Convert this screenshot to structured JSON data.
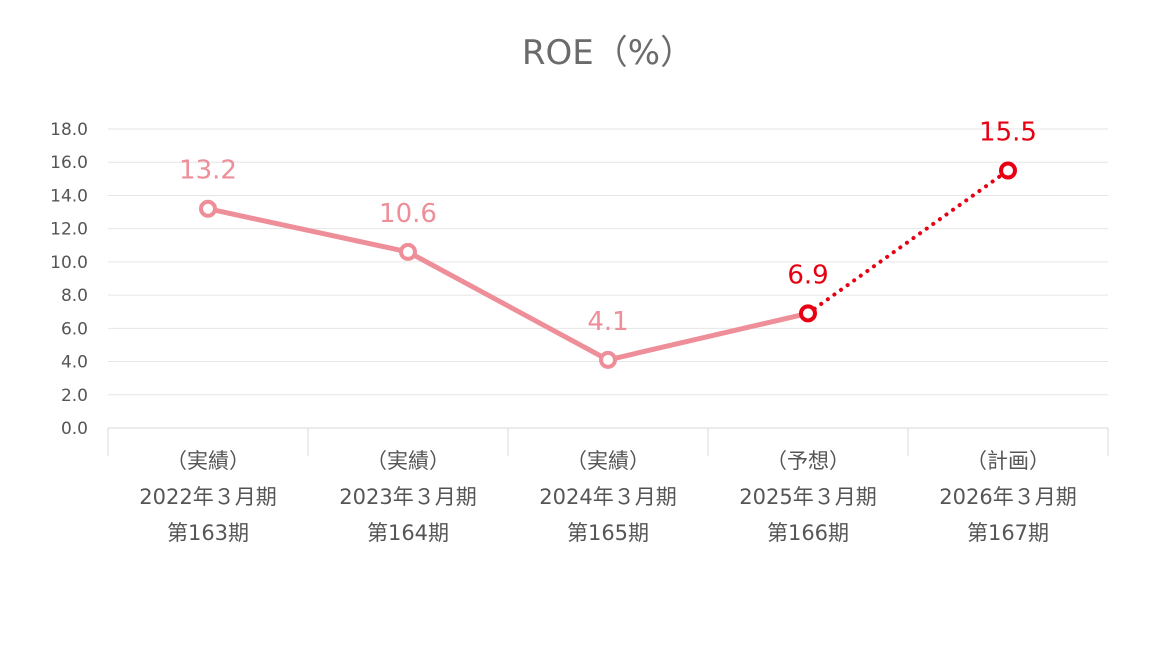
{
  "chart_data": {
    "type": "line",
    "title": "ROE（%）",
    "xlabel": "",
    "ylabel": "",
    "ylim": [
      0,
      18
    ],
    "yticks": [
      "0.0",
      "2.0",
      "4.0",
      "6.0",
      "8.0",
      "10.0",
      "12.0",
      "14.0",
      "16.0",
      "18.0"
    ],
    "grid": true,
    "categories": [
      [
        "（実績）",
        "2022年３月期",
        "第163期"
      ],
      [
        "（実績）",
        "2023年３月期",
        "第164期"
      ],
      [
        "（実績）",
        "2024年３月期",
        "第165期"
      ],
      [
        "（予想）",
        "2025年３月期",
        "第166期"
      ],
      [
        "（計画）",
        "2026年３月期",
        "第167期"
      ]
    ],
    "values": [
      13.2,
      10.6,
      4.1,
      6.9,
      15.5
    ],
    "data_labels": [
      "13.2",
      "10.6",
      "4.1",
      "6.9",
      "15.5"
    ],
    "segment_styles": [
      "solid",
      "solid",
      "solid",
      "dotted"
    ],
    "colors": {
      "actual": "#ee8e98",
      "forecast": "#e60012"
    },
    "point_colors": [
      "#ee8e98",
      "#ee8e98",
      "#ee8e98",
      "#e60012",
      "#e60012"
    ]
  }
}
++++++++++++++++++++
## Problem
Reproduce the listing above exactly, excluding all pictures.

## Answer in full
Convert this screenshot to structured JSON data.
{
  "chart_data": {
    "type": "line",
    "title": "ROE（%）",
    "xlabel": "",
    "ylabel": "",
    "ylim": [
      0,
      18
    ],
    "yticks": [
      "0.0",
      "2.0",
      "4.0",
      "6.0",
      "8.0",
      "10.0",
      "12.0",
      "14.0",
      "16.0",
      "18.0"
    ],
    "grid": true,
    "categories": [
      [
        "（実績）",
        "2022年３月期",
        "第163期"
      ],
      [
        "（実績）",
        "2023年３月期",
        "第164期"
      ],
      [
        "（実績）",
        "2024年３月期",
        "第165期"
      ],
      [
        "（予想）",
        "2025年３月期",
        "第166期"
      ],
      [
        "（計画）",
        "2026年３月期",
        "第167期"
      ]
    ],
    "values": [
      13.2,
      10.6,
      4.1,
      6.9,
      15.5
    ],
    "data_labels": [
      "13.2",
      "10.6",
      "4.1",
      "6.9",
      "15.5"
    ],
    "segment_styles": [
      "solid",
      "solid",
      "solid",
      "dotted"
    ],
    "colors": {
      "actual": "#ee8e98",
      "forecast": "#e60012"
    },
    "point_colors": [
      "#ee8e98",
      "#ee8e98",
      "#ee8e98",
      "#e60012",
      "#e60012"
    ]
  }
}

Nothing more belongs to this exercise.